- [Directive]: Filter this data down to the lines that hold "title", and copy them.

- [Provided entries]:
+ + + + + + +
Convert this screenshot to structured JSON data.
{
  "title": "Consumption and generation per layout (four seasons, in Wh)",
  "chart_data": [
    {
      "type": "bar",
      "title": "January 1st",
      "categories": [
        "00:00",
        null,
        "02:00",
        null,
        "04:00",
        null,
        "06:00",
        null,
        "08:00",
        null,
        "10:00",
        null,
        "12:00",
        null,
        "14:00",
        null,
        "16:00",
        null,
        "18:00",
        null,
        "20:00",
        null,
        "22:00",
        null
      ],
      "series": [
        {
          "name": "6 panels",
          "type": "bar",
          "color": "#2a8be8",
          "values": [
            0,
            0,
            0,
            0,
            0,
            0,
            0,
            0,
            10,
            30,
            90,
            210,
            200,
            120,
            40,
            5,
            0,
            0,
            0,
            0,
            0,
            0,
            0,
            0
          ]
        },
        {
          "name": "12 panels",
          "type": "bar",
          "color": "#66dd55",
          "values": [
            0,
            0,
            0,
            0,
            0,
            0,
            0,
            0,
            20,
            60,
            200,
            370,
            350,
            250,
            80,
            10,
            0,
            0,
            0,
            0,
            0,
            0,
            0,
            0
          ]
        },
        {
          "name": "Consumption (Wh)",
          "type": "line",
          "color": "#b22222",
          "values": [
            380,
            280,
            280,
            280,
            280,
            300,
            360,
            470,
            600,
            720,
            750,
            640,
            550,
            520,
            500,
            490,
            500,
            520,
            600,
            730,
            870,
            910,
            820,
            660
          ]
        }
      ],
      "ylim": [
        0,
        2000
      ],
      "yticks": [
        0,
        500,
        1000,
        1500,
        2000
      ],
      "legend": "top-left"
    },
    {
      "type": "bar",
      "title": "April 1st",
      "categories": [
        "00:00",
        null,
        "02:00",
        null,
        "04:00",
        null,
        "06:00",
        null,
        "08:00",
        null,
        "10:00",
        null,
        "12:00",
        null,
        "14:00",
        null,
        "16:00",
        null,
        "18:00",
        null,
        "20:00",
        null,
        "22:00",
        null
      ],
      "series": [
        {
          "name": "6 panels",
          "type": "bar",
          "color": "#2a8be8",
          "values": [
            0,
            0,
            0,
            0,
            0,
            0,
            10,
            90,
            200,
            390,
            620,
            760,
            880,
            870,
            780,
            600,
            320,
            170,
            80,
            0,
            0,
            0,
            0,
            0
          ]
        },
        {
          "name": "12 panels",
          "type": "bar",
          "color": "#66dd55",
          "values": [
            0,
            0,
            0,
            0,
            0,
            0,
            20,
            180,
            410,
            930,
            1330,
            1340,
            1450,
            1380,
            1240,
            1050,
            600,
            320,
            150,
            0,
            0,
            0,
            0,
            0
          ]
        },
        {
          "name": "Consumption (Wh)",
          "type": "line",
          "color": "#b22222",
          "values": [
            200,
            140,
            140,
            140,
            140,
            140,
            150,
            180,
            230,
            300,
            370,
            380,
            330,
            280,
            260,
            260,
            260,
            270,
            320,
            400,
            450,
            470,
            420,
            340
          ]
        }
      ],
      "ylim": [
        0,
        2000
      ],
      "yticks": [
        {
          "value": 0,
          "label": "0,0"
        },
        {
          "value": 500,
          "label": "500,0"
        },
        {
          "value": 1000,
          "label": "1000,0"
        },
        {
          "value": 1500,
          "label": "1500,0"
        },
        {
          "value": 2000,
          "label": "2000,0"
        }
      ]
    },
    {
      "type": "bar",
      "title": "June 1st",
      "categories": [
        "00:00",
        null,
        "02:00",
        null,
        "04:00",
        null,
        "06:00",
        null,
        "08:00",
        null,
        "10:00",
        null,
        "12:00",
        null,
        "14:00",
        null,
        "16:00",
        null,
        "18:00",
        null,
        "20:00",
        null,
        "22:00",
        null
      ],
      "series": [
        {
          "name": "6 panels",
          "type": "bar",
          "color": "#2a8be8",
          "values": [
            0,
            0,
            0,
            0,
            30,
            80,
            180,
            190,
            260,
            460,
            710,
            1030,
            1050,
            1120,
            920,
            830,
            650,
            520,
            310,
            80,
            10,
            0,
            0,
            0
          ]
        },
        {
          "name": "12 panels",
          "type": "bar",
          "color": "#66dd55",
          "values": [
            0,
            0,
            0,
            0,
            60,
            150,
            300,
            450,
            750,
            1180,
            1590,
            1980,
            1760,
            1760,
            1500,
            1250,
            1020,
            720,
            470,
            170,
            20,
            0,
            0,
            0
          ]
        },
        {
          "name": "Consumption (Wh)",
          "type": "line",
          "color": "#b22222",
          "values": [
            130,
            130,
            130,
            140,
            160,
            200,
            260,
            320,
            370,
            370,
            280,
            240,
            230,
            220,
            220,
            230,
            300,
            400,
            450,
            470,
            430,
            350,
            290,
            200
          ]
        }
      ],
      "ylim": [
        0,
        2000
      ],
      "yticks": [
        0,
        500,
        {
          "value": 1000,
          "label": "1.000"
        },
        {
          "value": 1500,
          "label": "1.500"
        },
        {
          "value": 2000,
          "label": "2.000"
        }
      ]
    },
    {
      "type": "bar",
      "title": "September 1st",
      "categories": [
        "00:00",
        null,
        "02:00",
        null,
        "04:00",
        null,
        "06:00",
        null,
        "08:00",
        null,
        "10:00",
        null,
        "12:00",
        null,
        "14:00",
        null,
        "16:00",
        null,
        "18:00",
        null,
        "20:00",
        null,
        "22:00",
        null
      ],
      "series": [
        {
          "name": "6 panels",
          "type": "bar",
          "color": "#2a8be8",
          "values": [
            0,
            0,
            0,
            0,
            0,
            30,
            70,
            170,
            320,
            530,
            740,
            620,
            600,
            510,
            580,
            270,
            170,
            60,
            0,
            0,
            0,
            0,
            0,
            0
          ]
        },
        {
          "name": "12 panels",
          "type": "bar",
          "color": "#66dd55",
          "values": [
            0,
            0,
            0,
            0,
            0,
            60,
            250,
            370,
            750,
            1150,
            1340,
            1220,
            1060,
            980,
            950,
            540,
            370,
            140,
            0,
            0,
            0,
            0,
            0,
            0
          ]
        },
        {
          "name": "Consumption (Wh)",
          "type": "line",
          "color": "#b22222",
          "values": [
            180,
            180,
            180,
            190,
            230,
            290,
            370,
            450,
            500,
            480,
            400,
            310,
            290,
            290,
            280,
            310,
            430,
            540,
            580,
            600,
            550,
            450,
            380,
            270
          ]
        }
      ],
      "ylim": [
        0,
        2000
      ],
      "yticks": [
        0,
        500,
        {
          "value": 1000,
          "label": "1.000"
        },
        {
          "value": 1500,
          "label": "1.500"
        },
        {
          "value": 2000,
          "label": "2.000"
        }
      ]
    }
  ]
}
+ + + + + + +
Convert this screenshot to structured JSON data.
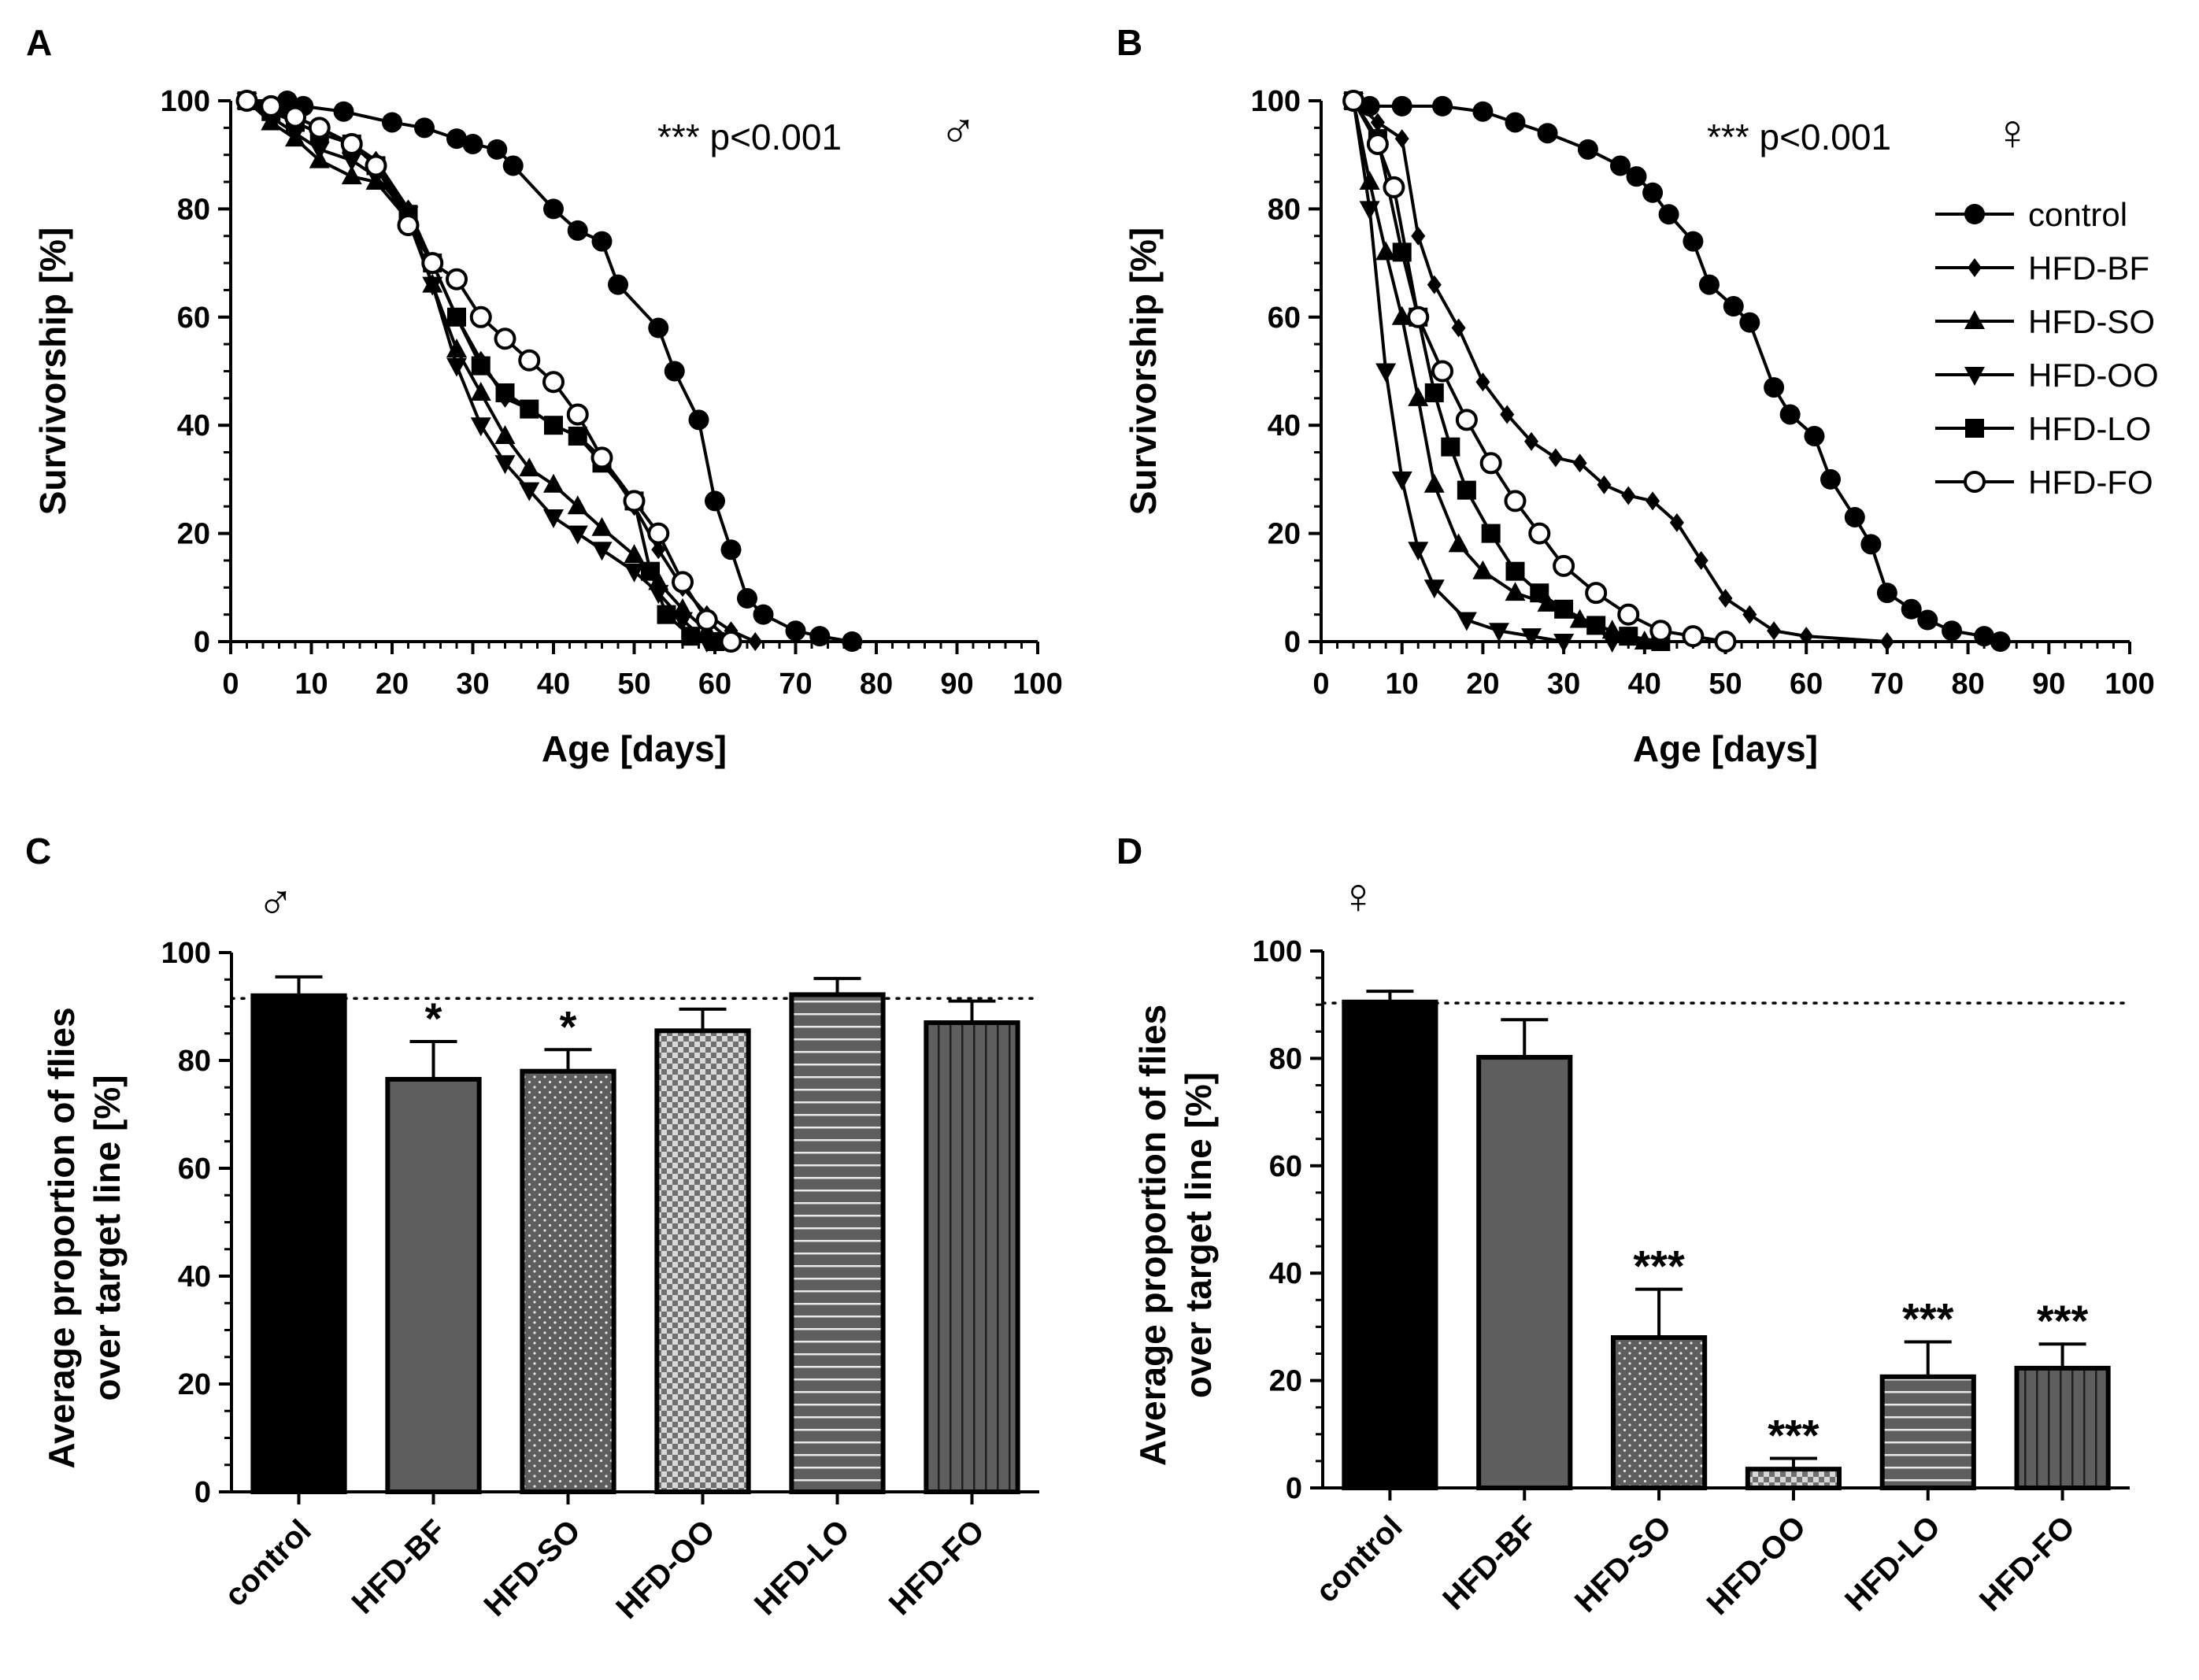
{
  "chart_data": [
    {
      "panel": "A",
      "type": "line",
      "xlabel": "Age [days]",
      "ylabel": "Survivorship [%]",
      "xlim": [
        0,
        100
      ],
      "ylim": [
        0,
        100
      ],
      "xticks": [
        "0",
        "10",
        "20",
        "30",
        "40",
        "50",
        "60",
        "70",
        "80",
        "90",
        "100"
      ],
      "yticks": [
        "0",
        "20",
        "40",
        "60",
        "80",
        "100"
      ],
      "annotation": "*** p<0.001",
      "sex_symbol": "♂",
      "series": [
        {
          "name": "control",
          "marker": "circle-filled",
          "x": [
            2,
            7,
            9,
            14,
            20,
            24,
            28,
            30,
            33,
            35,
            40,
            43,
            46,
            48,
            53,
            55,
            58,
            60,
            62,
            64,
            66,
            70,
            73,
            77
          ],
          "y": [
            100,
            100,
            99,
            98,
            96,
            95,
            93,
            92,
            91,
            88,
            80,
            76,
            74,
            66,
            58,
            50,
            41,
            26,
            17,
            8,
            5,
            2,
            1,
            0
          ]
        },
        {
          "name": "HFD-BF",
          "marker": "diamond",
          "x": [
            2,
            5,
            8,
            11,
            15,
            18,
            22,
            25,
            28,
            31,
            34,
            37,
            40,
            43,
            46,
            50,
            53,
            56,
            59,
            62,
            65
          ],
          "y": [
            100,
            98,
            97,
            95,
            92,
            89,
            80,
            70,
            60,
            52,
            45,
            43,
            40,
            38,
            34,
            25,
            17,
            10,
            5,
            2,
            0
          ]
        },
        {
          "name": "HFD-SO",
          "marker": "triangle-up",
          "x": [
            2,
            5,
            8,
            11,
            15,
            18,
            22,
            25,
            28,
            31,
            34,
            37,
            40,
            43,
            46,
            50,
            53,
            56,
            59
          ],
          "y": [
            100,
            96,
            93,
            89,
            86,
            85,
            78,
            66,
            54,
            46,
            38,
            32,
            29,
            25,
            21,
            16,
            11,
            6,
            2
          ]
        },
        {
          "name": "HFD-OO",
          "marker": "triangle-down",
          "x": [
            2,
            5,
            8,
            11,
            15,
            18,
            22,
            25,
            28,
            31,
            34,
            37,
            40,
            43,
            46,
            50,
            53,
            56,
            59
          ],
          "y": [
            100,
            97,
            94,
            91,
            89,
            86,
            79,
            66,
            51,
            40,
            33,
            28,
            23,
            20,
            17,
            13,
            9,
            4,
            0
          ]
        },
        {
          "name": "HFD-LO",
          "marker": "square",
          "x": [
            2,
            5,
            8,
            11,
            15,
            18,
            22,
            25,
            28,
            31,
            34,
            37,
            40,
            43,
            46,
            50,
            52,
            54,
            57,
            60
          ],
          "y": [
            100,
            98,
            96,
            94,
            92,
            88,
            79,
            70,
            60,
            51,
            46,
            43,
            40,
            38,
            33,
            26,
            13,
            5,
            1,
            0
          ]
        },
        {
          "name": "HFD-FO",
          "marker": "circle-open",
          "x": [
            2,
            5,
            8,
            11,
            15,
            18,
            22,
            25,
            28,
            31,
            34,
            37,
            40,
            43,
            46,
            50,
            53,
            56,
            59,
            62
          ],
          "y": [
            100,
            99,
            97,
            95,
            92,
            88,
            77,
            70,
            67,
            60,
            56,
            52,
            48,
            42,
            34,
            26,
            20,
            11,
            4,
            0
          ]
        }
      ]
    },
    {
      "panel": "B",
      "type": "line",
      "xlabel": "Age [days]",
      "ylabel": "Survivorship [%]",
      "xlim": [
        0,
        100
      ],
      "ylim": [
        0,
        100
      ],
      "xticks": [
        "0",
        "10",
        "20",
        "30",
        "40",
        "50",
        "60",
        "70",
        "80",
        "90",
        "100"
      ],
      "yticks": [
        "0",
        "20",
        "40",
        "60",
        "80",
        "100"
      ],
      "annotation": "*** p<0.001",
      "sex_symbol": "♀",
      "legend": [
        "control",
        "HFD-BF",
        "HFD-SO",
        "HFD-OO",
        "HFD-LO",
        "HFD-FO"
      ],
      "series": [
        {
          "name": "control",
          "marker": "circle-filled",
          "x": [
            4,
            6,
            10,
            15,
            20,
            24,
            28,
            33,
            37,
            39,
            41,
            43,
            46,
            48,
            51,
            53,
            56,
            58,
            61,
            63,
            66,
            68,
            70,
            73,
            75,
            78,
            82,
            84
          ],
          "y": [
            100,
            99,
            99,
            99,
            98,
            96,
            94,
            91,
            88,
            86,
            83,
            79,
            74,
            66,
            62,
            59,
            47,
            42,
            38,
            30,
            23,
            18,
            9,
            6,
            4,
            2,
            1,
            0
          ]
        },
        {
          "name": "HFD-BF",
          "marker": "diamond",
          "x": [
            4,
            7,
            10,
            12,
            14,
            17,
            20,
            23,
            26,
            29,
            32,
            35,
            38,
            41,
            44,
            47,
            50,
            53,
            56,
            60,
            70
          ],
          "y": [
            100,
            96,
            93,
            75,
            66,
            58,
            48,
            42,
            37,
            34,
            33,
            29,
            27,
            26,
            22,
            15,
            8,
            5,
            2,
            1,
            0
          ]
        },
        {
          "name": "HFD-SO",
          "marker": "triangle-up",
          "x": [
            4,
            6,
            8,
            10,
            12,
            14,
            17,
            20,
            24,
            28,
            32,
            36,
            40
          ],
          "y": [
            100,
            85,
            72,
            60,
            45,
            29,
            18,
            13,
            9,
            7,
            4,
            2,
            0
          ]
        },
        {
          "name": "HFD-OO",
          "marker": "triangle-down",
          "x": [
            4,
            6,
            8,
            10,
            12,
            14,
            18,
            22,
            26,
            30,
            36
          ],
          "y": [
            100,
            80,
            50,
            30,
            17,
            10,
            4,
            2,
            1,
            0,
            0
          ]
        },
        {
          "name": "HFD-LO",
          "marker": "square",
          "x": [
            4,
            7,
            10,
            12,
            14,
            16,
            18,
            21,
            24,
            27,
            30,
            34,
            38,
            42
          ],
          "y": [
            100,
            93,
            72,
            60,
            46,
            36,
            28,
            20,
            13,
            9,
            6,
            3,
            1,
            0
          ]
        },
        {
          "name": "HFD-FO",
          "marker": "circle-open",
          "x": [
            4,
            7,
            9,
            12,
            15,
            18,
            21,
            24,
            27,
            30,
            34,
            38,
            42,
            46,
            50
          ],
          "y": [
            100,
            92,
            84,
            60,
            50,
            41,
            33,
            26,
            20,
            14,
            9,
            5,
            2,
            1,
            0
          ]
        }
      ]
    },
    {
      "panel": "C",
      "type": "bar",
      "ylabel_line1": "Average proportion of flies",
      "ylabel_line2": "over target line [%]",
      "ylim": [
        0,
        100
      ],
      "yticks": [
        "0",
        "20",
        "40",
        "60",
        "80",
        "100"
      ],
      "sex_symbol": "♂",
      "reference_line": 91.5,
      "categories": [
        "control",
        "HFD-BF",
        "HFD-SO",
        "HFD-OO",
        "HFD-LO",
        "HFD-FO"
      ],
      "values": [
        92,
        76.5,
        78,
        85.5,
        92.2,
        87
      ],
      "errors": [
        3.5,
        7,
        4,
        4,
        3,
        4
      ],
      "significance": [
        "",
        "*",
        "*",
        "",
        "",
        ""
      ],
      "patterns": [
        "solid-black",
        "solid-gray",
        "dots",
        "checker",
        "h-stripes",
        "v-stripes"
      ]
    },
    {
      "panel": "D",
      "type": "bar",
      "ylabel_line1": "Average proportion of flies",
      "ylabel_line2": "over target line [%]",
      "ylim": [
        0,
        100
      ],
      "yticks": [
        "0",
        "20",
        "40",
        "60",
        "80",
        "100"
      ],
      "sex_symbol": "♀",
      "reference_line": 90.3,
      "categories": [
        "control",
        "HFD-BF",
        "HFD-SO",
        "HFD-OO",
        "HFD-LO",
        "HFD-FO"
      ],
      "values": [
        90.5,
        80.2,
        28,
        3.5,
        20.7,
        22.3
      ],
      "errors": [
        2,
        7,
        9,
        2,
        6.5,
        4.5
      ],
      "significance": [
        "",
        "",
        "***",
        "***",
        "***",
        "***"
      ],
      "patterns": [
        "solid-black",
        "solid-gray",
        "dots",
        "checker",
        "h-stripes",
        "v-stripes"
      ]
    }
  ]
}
+ + + + + + +
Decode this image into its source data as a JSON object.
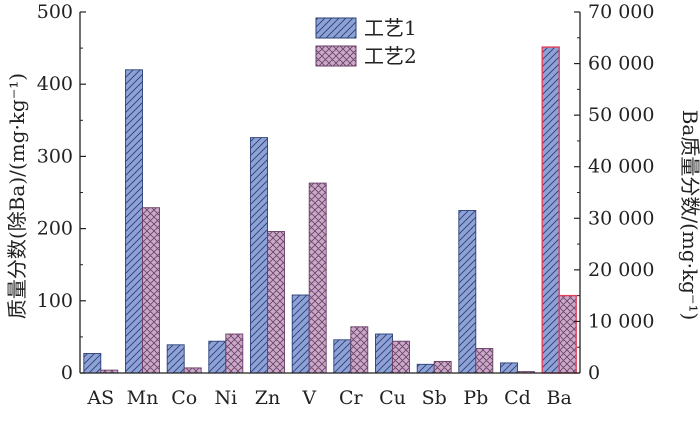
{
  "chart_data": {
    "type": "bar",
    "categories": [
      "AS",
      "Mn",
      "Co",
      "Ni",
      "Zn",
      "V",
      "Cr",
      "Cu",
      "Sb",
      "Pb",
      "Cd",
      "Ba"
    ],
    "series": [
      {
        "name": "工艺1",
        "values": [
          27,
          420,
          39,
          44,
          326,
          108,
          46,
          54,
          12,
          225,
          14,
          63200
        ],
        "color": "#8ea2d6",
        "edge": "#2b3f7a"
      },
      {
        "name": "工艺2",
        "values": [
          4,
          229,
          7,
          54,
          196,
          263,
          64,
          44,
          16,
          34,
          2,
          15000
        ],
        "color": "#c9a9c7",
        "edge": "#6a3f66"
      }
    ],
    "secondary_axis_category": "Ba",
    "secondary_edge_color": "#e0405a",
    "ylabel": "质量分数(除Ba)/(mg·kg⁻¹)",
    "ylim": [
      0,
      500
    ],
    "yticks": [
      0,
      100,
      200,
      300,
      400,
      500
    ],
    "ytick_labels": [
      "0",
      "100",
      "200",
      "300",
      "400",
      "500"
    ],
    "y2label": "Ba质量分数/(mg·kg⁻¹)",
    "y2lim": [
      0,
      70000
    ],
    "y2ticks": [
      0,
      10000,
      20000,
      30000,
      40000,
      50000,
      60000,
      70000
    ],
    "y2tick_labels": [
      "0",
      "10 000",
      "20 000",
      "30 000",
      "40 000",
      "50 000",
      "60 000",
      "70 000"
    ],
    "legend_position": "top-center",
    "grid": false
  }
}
+ + + + + + +
- [Solution]:
  "title": "Consumption and generation per layout (four seasons, in Wh)",
      "title": "January 1st",
      "title": "April 1st",
      "title": "June 1st",
      "title": "September 1st",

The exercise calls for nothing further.